TASK GOAL: Reproduce the listing exactly, with no pictures in your copy.

INPUT MATERIAL:
** Start **

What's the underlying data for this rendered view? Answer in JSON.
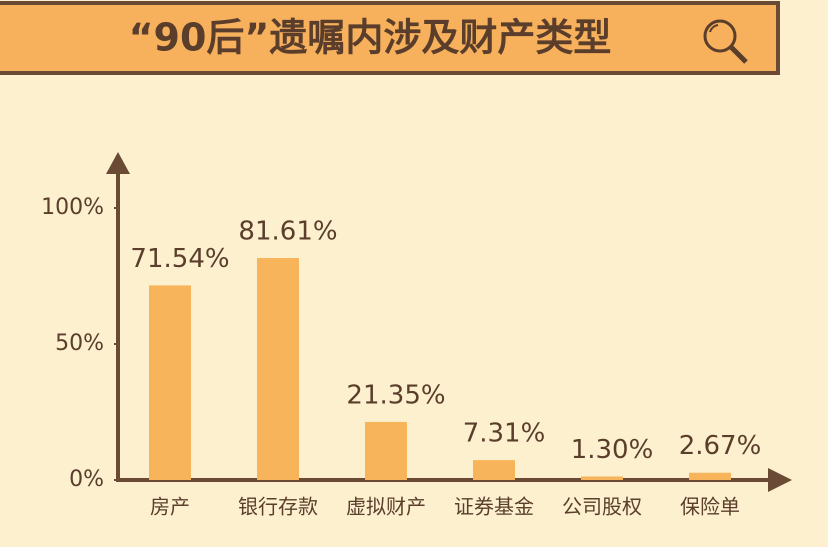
{
  "chart_data": {
    "type": "bar",
    "title": "“90后”遗嘱内涉及财产类型",
    "categories": [
      "房产",
      "银行存款",
      "虚拟财产",
      "证券基金",
      "公司股权",
      "保险单"
    ],
    "values": [
      71.54,
      81.61,
      21.35,
      7.31,
      1.3,
      2.67
    ],
    "value_labels": [
      "71.54%",
      "81.61%",
      "21.35%",
      "7.31%",
      "1.30%",
      "2.67%"
    ],
    "color": "#f8b45a",
    "ylim": [
      0,
      120
    ],
    "yticks": [
      {
        "value": 0,
        "label": "0%"
      },
      {
        "value": 50,
        "label": "50%"
      },
      {
        "value": 100,
        "label": "100%"
      }
    ],
    "grid": false
  }
}
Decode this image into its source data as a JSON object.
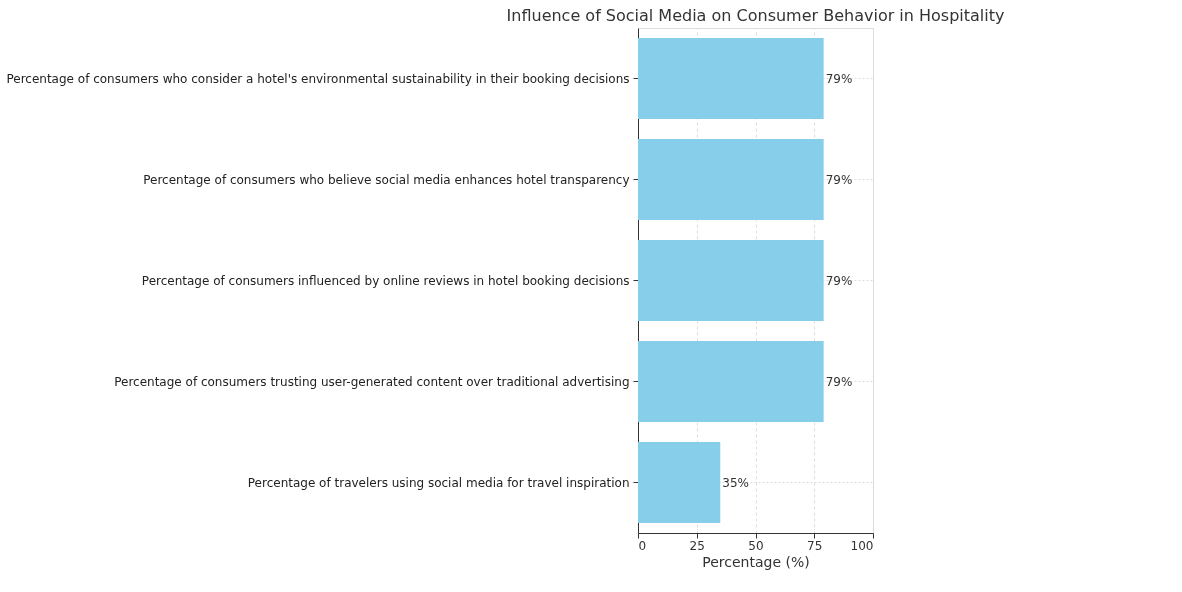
{
  "chart_data": {
    "type": "bar",
    "orientation": "horizontal",
    "title": "Influence of Social Media on Consumer Behavior in Hospitality",
    "xlabel": "Percentage (%)",
    "categories": [
      "Percentage of consumers who consider a hotel's environmental sustainability in their booking decisions",
      "Percentage of consumers who believe social media enhances hotel transparency",
      "Percentage of consumers influenced by online reviews in hotel booking decisions",
      "Percentage of consumers trusting user-generated content over traditional advertising",
      "Percentage of travelers using social media for travel inspiration"
    ],
    "values": [
      79,
      79,
      79,
      79,
      35
    ],
    "value_labels": [
      "79%",
      "79%",
      "79%",
      "79%",
      "35%"
    ],
    "color": "#87ceeb",
    "xlim": [
      0,
      100
    ],
    "xticks": [
      0,
      25,
      50,
      75,
      100
    ],
    "grid": true
  }
}
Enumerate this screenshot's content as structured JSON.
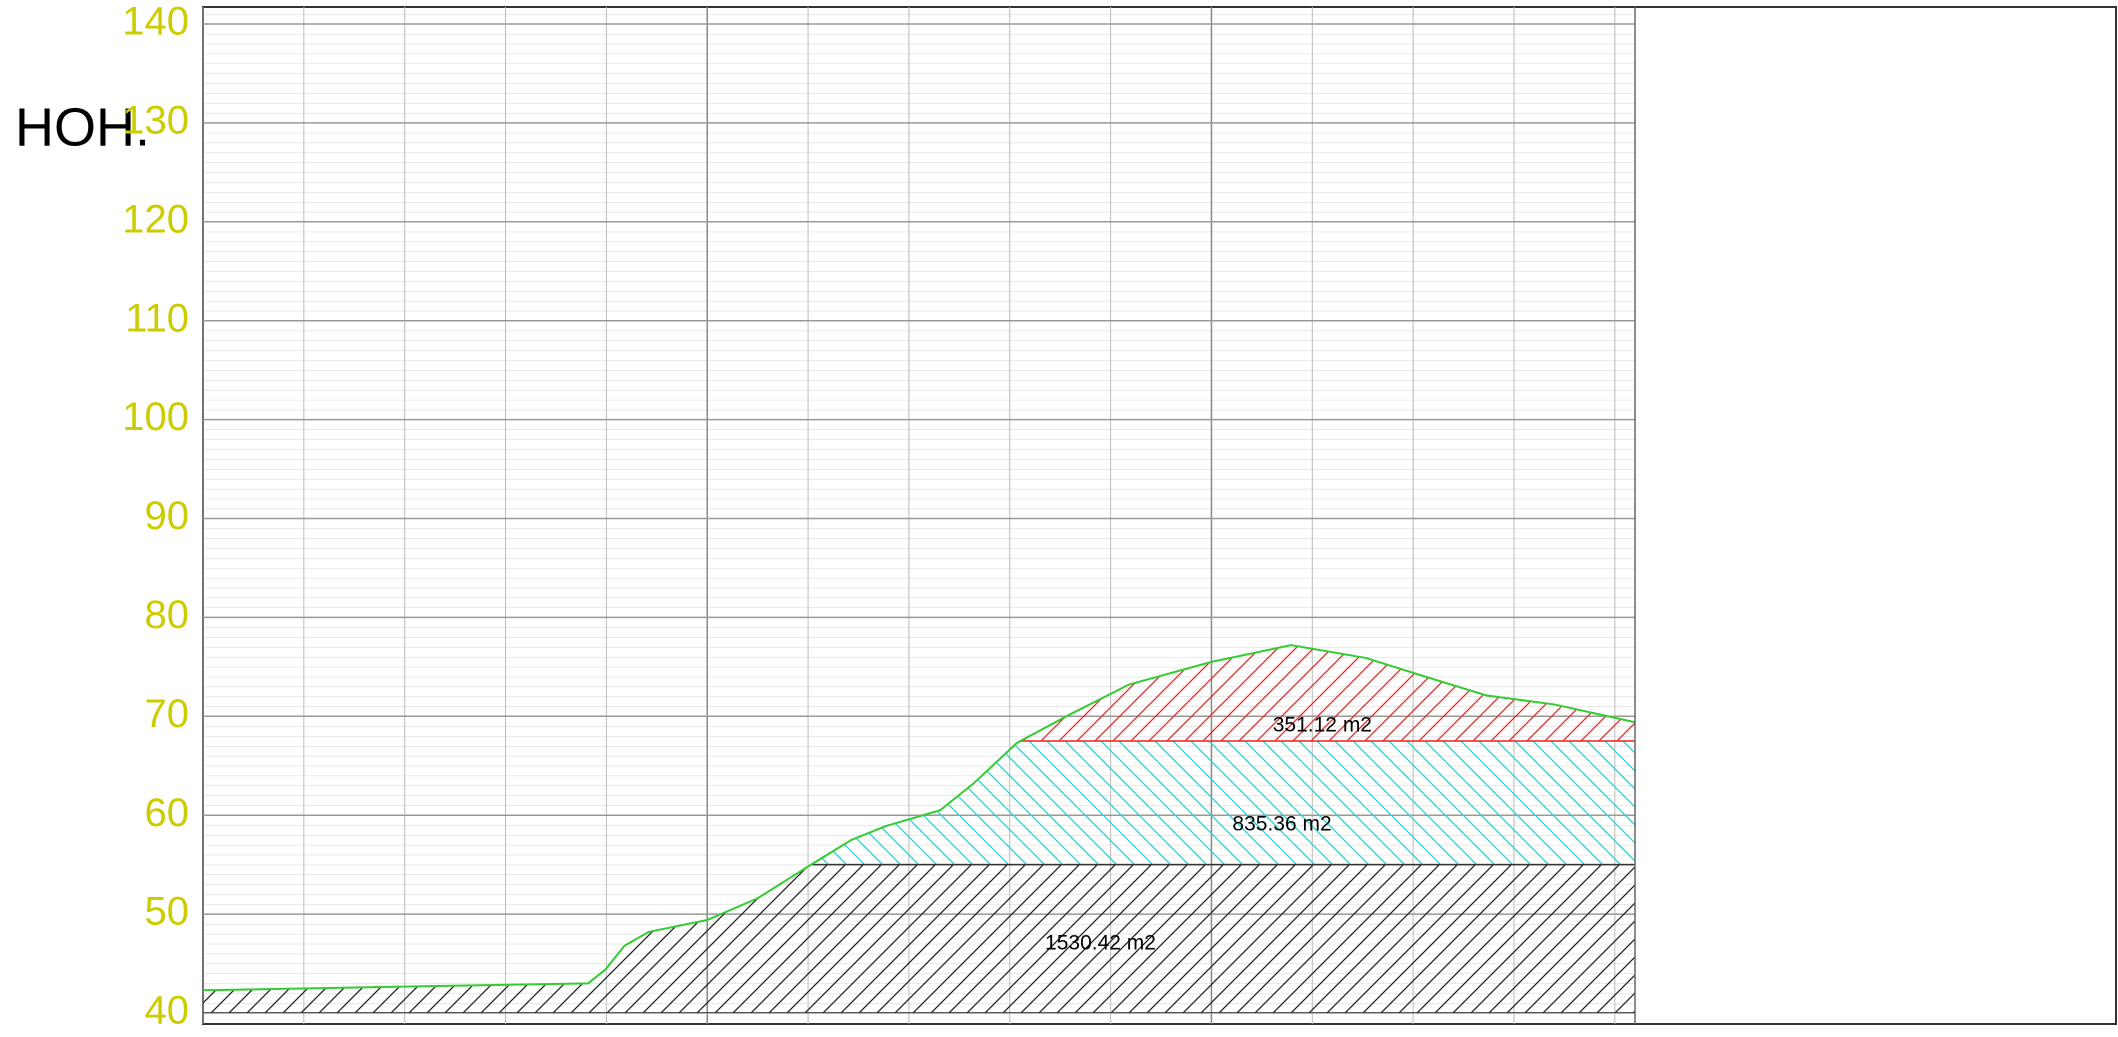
{
  "chart_data": {
    "type": "area",
    "y_label": "HOH.",
    "x": [
      0,
      38.2,
      39.9,
      41.8,
      44.2,
      50,
      55,
      60.3,
      64.3,
      67.7,
      73.1,
      76.4,
      80.7,
      85.8,
      91.8,
      100,
      107.9,
      115.3,
      120.6,
      127.3,
      134,
      142
    ],
    "series": [
      {
        "color": "#33cc33",
        "values": [
          42.3,
          43.0,
          44.4,
          46.8,
          48.2,
          49.4,
          51.6,
          55.0,
          57.5,
          58.9,
          60.5,
          63.2,
          67.3,
          70.1,
          73.2,
          75.5,
          77.2,
          75.9,
          74.2,
          72.1,
          71.2,
          69.4
        ]
      }
    ],
    "layers": [
      {
        "bottom": 40,
        "top": 55,
        "color": "#222222",
        "label": "1530.42 m2"
      },
      {
        "bottom": 55,
        "top": 67.5,
        "color": "#33cccc",
        "label": "835.36 m2"
      },
      {
        "bottom": 67.5,
        "top": 140,
        "color": "#ee2222",
        "label": "351.12 m2"
      }
    ],
    "xlim": [
      0,
      142
    ],
    "xticks": [
      0,
      10,
      20,
      30,
      40,
      50,
      60,
      70,
      80,
      90,
      100,
      110,
      120,
      130,
      140
    ],
    "ylim": [
      40,
      140
    ],
    "yticks": [
      40,
      50,
      60,
      70,
      80,
      90,
      100,
      110,
      120,
      130,
      140
    ],
    "grid": true
  }
}
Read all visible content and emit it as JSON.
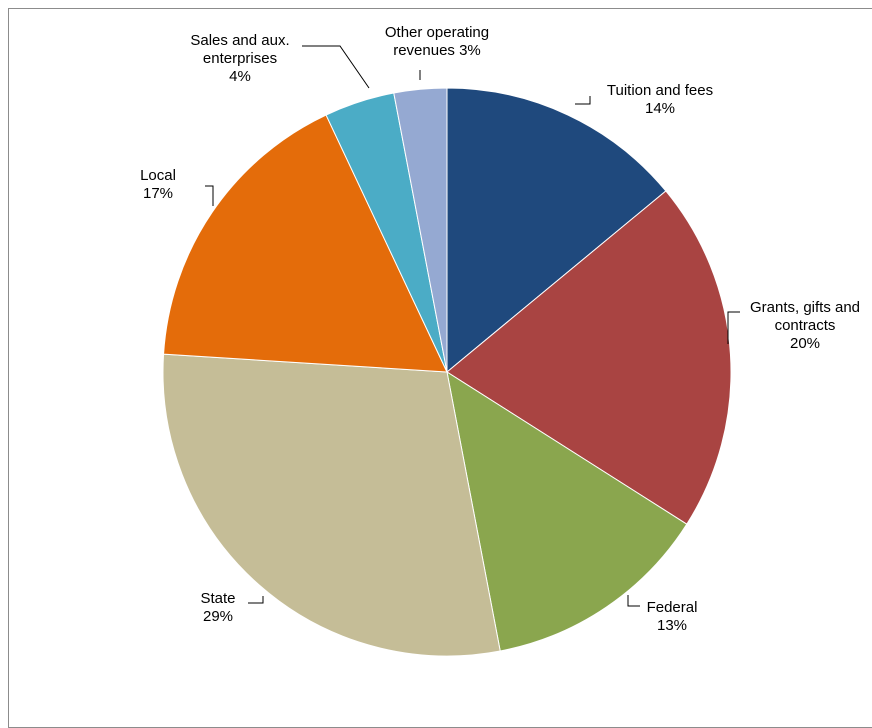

** End **

IN RESPONSE:
What's the underlying data for this rendered view? Answer in JSON.
{
  "chart_data": {
    "type": "bar",
    "title": "“90后”遗嘱内涉及财产类型",
    "categories": [
      "房产",
      "银行存款",
      "虚拟财产",
      "证券基金",
      "公司股权",
      "保险单"
    ],
    "values": [
      71.54,
      81.61,
      21.35,
      7.31,
      1.3,
      2.67
    ],
    "value_labels": [
      "71.54%",
      "81.61%",
      "21.35%",
      "7.31%",
      "1.30%",
      "2.67%"
    ],
    "color": "#f8b45a",
    "ylim": [
      0,
      120
    ],
    "yticks": [
      {
        "value": 0,
        "label": "0%"
      },
      {
        "value": 50,
        "label": "50%"
      },
      {
        "value": 100,
        "label": "100%"
      }
    ],
    "grid": false
  }
}
Decode this image into its source data as a JSON object.
{
  "chart_data": {
    "type": "bar",
    "orientation": "horizontal",
    "title": "Influence of Social Media on Consumer Behavior in Hospitality",
    "xlabel": "Percentage (%)",
    "categories": [
      "Percentage of consumers who consider a hotel's environmental sustainability in their booking decisions",
      "Percentage of consumers who believe social media enhances hotel transparency",
      "Percentage of consumers influenced by online reviews in hotel booking decisions",
      "Percentage of consumers trusting user-generated content over traditional advertising",
      "Percentage of travelers using social media for travel inspiration"
    ],
    "values": [
      79,
      79,
      79,
      79,
      35
    ],
    "value_labels": [
      "79%",
      "79%",
      "79%",
      "79%",
      "35%"
    ],
    "color": "#87ceeb",
    "xlim": [
      0,
      100
    ],
    "xticks": [
      0,
      25,
      50,
      75,
      100
    ],
    "grid": true
  }
}
Enumerate this screenshot's content as structured JSON.
{
  "chart_data": {
    "type": "area",
    "y_label": "HOH.",
    "x": [
      0,
      38.2,
      39.9,
      41.8,
      44.2,
      50,
      55,
      60.3,
      64.3,
      67.7,
      73.1,
      76.4,
      80.7,
      85.8,
      91.8,
      100,
      107.9,
      115.3,
      120.6,
      127.3,
      134,
      142
    ],
    "series": [
      {
        "color": "#33cc33",
        "values": [
          42.3,
          43.0,
          44.4,
          46.8,
          48.2,
          49.4,
          51.6,
          55.0,
          57.5,
          58.9,
          60.5,
          63.2,
          67.3,
          70.1,
          73.2,
          75.5,
          77.2,
          75.9,
          74.2,
          72.1,
          71.2,
          69.4
        ]
      }
    ],
    "layers": [
      {
        "bottom": 40,
        "top": 55,
        "color": "#222222",
        "label": "1530.42 m2"
      },
      {
        "bottom": 55,
        "top": 67.5,
        "color": "#33cccc",
        "label": "835.36 m2"
      },
      {
        "bottom": 67.5,
        "top": 140,
        "color": "#ee2222",
        "label": "351.12 m2"
      }
    ],
    "xlim": [
      0,
      142
    ],
    "xticks": [
      0,
      10,
      20,
      30,
      40,
      50,
      60,
      70,
      80,
      90,
      100,
      110,
      120,
      130,
      140
    ],
    "ylim": [
      40,
      140
    ],
    "yticks": [
      40,
      50,
      60,
      70,
      80,
      90,
      100,
      110,
      120,
      130,
      140
    ],
    "grid": true
  }
}
Read all visible content and emit it as JSON.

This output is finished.